• Task requirements
Quote the data below in full, minus the images.

• Material

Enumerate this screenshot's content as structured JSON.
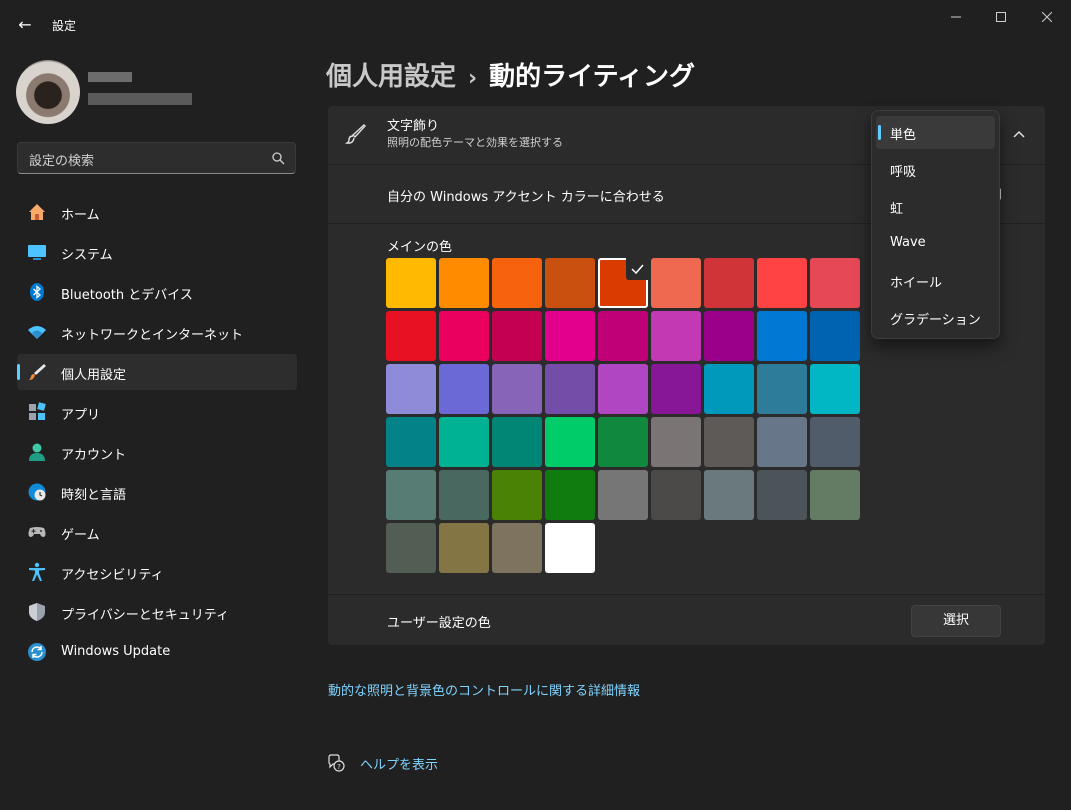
{
  "window": {
    "title": "設定",
    "back": "←",
    "minimize": "—",
    "maximize": "☐",
    "close": "✕"
  },
  "search": {
    "placeholder": "設定の検索"
  },
  "sidebar": {
    "items": [
      {
        "label": "ホーム",
        "icon": "home-icon"
      },
      {
        "label": "システム",
        "icon": "system-icon"
      },
      {
        "label": "Bluetooth とデバイス",
        "icon": "bluetooth-icon"
      },
      {
        "label": "ネットワークとインターネット",
        "icon": "wifi-icon"
      },
      {
        "label": "個人用設定",
        "icon": "brush-icon",
        "selected": true
      },
      {
        "label": "アプリ",
        "icon": "apps-icon"
      },
      {
        "label": "アカウント",
        "icon": "account-icon"
      },
      {
        "label": "時刻と言語",
        "icon": "globe-clock-icon"
      },
      {
        "label": "ゲーム",
        "icon": "gamepad-icon"
      },
      {
        "label": "アクセシビリティ",
        "icon": "accessibility-icon"
      },
      {
        "label": "プライバシーとセキュリティ",
        "icon": "shield-icon"
      },
      {
        "label": "Windows Update",
        "icon": "update-icon"
      }
    ]
  },
  "breadcrumb": {
    "parent": "個人用設定",
    "separator": "›",
    "current": "動的ライティング"
  },
  "effects": {
    "title": "文字飾り",
    "subtitle": "照明の配色テーマと効果を選択する",
    "accent_match_label": "自分の Windows アクセント カラーに合わせる",
    "main_color_label": "メインの色",
    "custom_color_label": "ユーザー設定の色",
    "select_button": "選択",
    "selected_swatch_index": 4,
    "swatches": [
      "#ffb900",
      "#ff8c00",
      "#f7630c",
      "#ca5010",
      "#da3b01",
      "#ef6950",
      "#d13438",
      "#ff4343",
      "#e74856",
      "#e81123",
      "#ea005e",
      "#c30052",
      "#e3008c",
      "#bf0077",
      "#c239b3",
      "#9a0089",
      "#0078d4",
      "#0063b1",
      "#8e8cd8",
      "#6b69d6",
      "#8764b8",
      "#744da9",
      "#b146c2",
      "#881798",
      "#0099bc",
      "#2d7d9a",
      "#00b7c3",
      "#038387",
      "#00b294",
      "#018574",
      "#00cc6a",
      "#10893e",
      "#7a7574",
      "#5d5a58",
      "#68768a",
      "#515c6b",
      "#567c73",
      "#486860",
      "#498205",
      "#107c10",
      "#767676",
      "#4c4a48",
      "#69797e",
      "#4a5459",
      "#647c64",
      "#525e54",
      "#847545",
      "#7e735f",
      "#ffffff"
    ]
  },
  "dropdown": {
    "options": [
      "単色",
      "呼吸",
      "虹",
      "Wave",
      "ホイール",
      "グラデーション"
    ],
    "selected": 0
  },
  "links": {
    "learn_more": "動的な照明と背景色のコントロールに関する詳細情報",
    "help": "ヘルプを表示"
  },
  "colors": {
    "accent": "#60cdff",
    "link": "#7fd4ff"
  }
}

• Solution for this exercise
Enumerate this screenshot's content as structured JSON.
{
  "window": {
    "title": "設定",
    "back": "←",
    "minimize": "—",
    "maximize": "☐",
    "close": "✕"
  },
  "search": {
    "placeholder": "設定の検索"
  },
  "sidebar": {
    "items": [
      {
        "label": "ホーム",
        "icon": "home-icon"
      },
      {
        "label": "システム",
        "icon": "system-icon"
      },
      {
        "label": "Bluetooth とデバイス",
        "icon": "bluetooth-icon"
      },
      {
        "label": "ネットワークとインターネット",
        "icon": "wifi-icon"
      },
      {
        "label": "個人用設定",
        "icon": "brush-icon",
        "selected": true
      },
      {
        "label": "アプリ",
        "icon": "apps-icon"
      },
      {
        "label": "アカウント",
        "icon": "account-icon"
      },
      {
        "label": "時刻と言語",
        "icon": "globe-clock-icon"
      },
      {
        "label": "ゲーム",
        "icon": "gamepad-icon"
      },
      {
        "label": "アクセシビリティ",
        "icon": "accessibility-icon"
      },
      {
        "label": "プライバシーとセキュリティ",
        "icon": "shield-icon"
      },
      {
        "label": "Windows Update",
        "icon": "update-icon"
      }
    ]
  },
  "breadcrumb": {
    "parent": "個人用設定",
    "separator": "›",
    "current": "動的ライティング"
  },
  "effects": {
    "title": "文字飾り",
    "subtitle": "照明の配色テーマと効果を選択する",
    "accent_match_label": "自分の Windows アクセント カラーに合わせる",
    "main_color_label": "メインの色",
    "custom_color_label": "ユーザー設定の色",
    "select_button": "選択",
    "selected_swatch_index": 4,
    "swatches": [
      "#ffb900",
      "#ff8c00",
      "#f7630c",
      "#ca5010",
      "#da3b01",
      "#ef6950",
      "#d13438",
      "#ff4343",
      "#e74856",
      "#e81123",
      "#ea005e",
      "#c30052",
      "#e3008c",
      "#bf0077",
      "#c239b3",
      "#9a0089",
      "#0078d4",
      "#0063b1",
      "#8e8cd8",
      "#6b69d6",
      "#8764b8",
      "#744da9",
      "#b146c2",
      "#881798",
      "#0099bc",
      "#2d7d9a",
      "#00b7c3",
      "#038387",
      "#00b294",
      "#018574",
      "#00cc6a",
      "#10893e",
      "#7a7574",
      "#5d5a58",
      "#68768a",
      "#515c6b",
      "#567c73",
      "#486860",
      "#498205",
      "#107c10",
      "#767676",
      "#4c4a48",
      "#69797e",
      "#4a5459",
      "#647c64",
      "#525e54",
      "#847545",
      "#7e735f",
      "#ffffff"
    ]
  },
  "dropdown": {
    "options": [
      "単色",
      "呼吸",
      "虹",
      "Wave",
      "ホイール",
      "グラデーション"
    ],
    "selected": 0
  },
  "links": {
    "learn_more": "動的な照明と背景色のコントロールに関する詳細情報",
    "help": "ヘルプを表示"
  },
  "colors": {
    "accent": "#60cdff",
    "link": "#7fd4ff"
  }
}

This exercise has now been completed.